**Stated task A:** Set down, unchanged, the records from the line with "heatmap-image <box>105 59 482 423</box>" up to and including the line with "colorbar-over-arrow-icon <box>503 58".

AES-XTS is the fastest cipher, you can test it by runningcryptsetup benchmark
. XTS mode will split the key in half, so specifying a 512 key size means using two AES 256 keys. Argon2ID replaced Argon2I only recently, and we are requiring 1GB of RAM, 4 core and 5 seconds of computational time to make brute-force attacks impractical. The optimal sector size is the one we set before for the SSD.
Decrypt the LUKS volume:
cryptsetup open /dev/nvme0n1p2 "cryptpart"
The content of the volume is now available at /dev/mapper/cryptpart
.
LVM volumes
In our case, LVM makes it easy to allocate virtual partitions inside an encrypted SSD partition.
Why not use the LUKS volume directly as a single partition?
For me, it’s convenient to keep my files inside a “home” partition that stays separate from the “system” one, as I can repair the system partition without affecting my personal files. But I also lived without LVM for years, so it’s not a necessity.
Using LVM terminology, our decrypted LUKS volume will be used as a “physical volume” (PV). We will add this PV to a “volume group” (VG). Then, we will create different “logical volumes” (LV) that will be allocated to the VG.
# create the physical volume
pvcreate /dev/mapper/cryptpart
# create the volume group and assign the pv to it
vgcreate "os" /dev/mapper/cryptpart
# create a 25 GB logical volume for backup purpose (optional)
lvcreate -L 25GB "os" -n backup
# create a 100 GB logical volume for system files
lvcreate -L 100GB "os" -n root
# create a volume with the remaining space for user files
lvcreate -l 100%FREE "os" -n home
lvreduce -L -256M os/home
You can now check these groups by running:
lvdisplay
lsblk
The output should look like this:
NAME MAJ:MIN RM SIZE RO TYPE MOUNTPOINTS
nvme0n1 259:0 0 465.8G 0 disk
nvme0n1p1 259:1 0 1G 0 part
nvme0n1p2 259:2 0 464.8G 0 part
cryptpart 254:0 0 464.7G 0 crypt
os-backup 254:1 0 25G 0 lvm
os-root 254:2 0 200G 0 lvm
os-home 254:3 0 239.5G 0 lvm
File systems
Now that the logical volumes are in place, we can build the file system for them and for the boot partition:
# logical volumes
mkfs.ext4 /dev/os/backup
mkfs.ext4 /dev/os/root
mkfs.ext4 /dev/os/home
# boot partition
mkfs.fat -F32 /dev/nvme0n1p1
Mounting
The last step is to mount these file systems into folders, so we can place our new OS files inside:
# logical volumes
mount --mkdir /dev/os/root /mnt
mount --mkdir /dev/os/backup /mnt/backup
mount --mkdir /dev/os/home /mnt/home
mkdir /mnt/boot
# boot partition
mount --mkdir /dev/nvme0n1p1 /mnt/efi
Chrooting
The new system has its root folder “/
” mounted to /mnt
.

**Stated task B:** In the text on encrypted disk setup, what does XTS mode do to the key?

**Material for the task:**
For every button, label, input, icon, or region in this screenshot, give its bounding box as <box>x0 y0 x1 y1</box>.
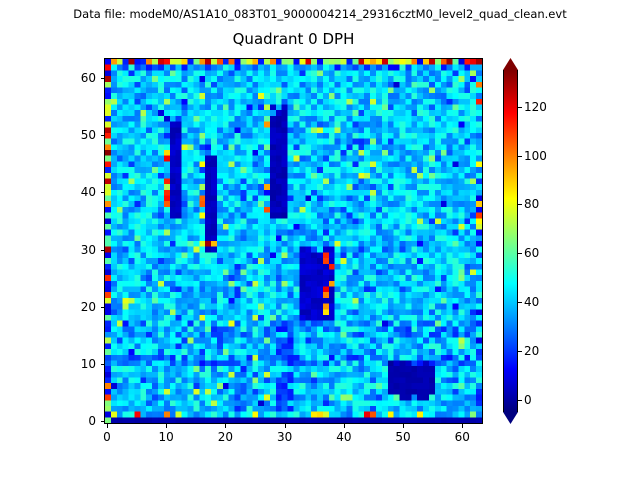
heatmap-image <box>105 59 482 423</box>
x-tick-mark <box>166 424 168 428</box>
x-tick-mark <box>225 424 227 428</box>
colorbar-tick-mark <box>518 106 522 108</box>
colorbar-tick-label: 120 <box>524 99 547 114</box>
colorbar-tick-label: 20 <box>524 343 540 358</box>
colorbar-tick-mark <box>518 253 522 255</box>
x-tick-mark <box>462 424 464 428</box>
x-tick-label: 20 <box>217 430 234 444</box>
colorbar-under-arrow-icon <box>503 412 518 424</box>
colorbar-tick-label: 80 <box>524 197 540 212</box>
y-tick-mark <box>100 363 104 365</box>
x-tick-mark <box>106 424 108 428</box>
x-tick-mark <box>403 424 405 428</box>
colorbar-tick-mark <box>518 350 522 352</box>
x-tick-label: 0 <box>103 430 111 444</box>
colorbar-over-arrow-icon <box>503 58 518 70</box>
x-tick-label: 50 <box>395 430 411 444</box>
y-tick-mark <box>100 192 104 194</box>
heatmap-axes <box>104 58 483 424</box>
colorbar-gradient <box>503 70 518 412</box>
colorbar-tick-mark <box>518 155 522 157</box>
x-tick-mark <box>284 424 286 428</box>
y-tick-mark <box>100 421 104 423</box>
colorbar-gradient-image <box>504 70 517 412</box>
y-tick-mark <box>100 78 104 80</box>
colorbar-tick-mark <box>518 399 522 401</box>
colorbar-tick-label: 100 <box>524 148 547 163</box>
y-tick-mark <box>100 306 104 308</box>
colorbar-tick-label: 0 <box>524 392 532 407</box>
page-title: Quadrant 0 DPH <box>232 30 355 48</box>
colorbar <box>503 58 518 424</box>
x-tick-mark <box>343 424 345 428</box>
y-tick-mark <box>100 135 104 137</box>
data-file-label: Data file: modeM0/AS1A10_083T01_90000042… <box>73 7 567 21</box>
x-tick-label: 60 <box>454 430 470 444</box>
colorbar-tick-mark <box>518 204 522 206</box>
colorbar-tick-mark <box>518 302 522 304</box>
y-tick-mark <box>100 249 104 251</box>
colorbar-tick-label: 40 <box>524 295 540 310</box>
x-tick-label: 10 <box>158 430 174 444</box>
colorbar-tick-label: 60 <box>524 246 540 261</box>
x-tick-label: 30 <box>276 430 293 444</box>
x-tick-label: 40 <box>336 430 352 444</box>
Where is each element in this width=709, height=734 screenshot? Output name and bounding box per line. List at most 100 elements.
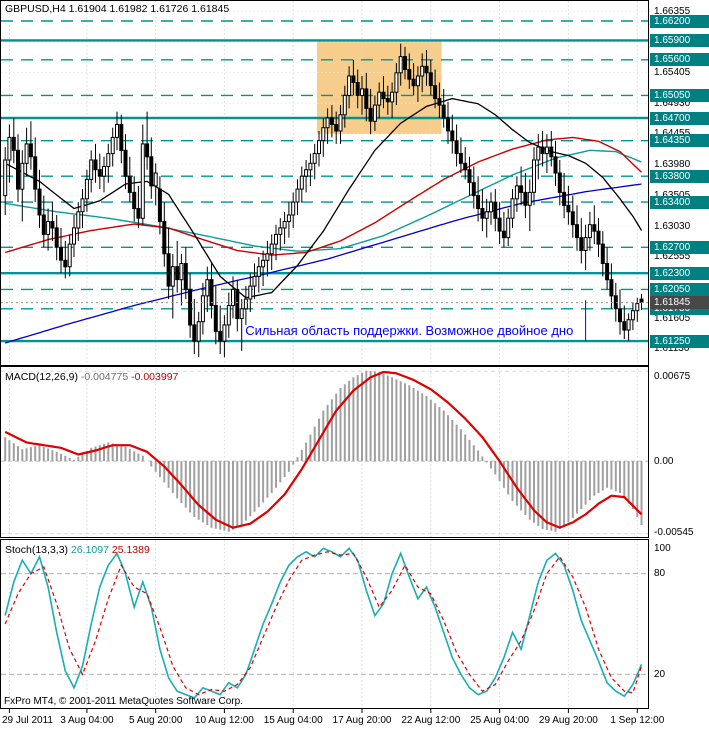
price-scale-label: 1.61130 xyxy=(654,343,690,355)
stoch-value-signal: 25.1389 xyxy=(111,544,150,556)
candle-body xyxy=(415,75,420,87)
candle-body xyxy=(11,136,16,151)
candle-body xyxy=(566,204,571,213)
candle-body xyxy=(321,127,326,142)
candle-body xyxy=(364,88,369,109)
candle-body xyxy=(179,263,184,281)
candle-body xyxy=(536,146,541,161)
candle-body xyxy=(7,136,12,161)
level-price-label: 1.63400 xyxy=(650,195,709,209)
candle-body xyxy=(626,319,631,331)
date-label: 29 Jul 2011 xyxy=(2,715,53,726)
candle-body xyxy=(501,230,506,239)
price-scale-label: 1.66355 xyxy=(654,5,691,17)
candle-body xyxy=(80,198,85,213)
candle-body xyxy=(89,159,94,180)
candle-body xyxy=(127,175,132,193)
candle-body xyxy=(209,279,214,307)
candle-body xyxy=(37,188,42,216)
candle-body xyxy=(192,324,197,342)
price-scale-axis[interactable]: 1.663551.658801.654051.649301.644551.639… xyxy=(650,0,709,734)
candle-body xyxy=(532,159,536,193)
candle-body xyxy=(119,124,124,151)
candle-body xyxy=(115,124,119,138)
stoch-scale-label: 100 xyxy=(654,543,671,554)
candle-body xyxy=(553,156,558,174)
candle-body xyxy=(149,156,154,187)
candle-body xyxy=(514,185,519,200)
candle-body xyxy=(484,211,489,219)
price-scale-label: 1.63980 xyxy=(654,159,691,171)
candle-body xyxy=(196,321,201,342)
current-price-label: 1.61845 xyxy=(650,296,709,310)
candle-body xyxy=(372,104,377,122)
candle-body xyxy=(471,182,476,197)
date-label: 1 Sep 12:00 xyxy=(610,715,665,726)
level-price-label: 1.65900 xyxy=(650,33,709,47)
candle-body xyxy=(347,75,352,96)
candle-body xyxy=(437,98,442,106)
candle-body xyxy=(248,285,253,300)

**Result A:**
heatmap-image <box>105 59 482 423</box>
x-tick-mark <box>166 424 168 428</box>
x-tick-mark <box>225 424 227 428</box>
colorbar-tick-mark <box>518 106 522 108</box>
colorbar-tick-label: 120 <box>524 99 547 114</box>
colorbar-tick-label: 20 <box>524 343 540 358</box>
colorbar-tick-mark <box>518 253 522 255</box>
x-tick-mark <box>462 424 464 428</box>
x-tick-label: 20 <box>217 430 234 444</box>
colorbar-under-arrow-icon <box>503 412 518 424</box>
colorbar-tick-label: 80 <box>524 197 540 212</box>
y-tick-mark <box>100 363 104 365</box>
x-tick-mark <box>106 424 108 428</box>
x-tick-mark <box>403 424 405 428</box>
colorbar-tick-mark <box>518 350 522 352</box>
x-tick-label: 0 <box>103 430 111 444</box>
colorbar-over-arrow-icon <box>503 58 518 70</box>

**Result B:** It splits the key in half, so a 512 key size means two AES 256 keys.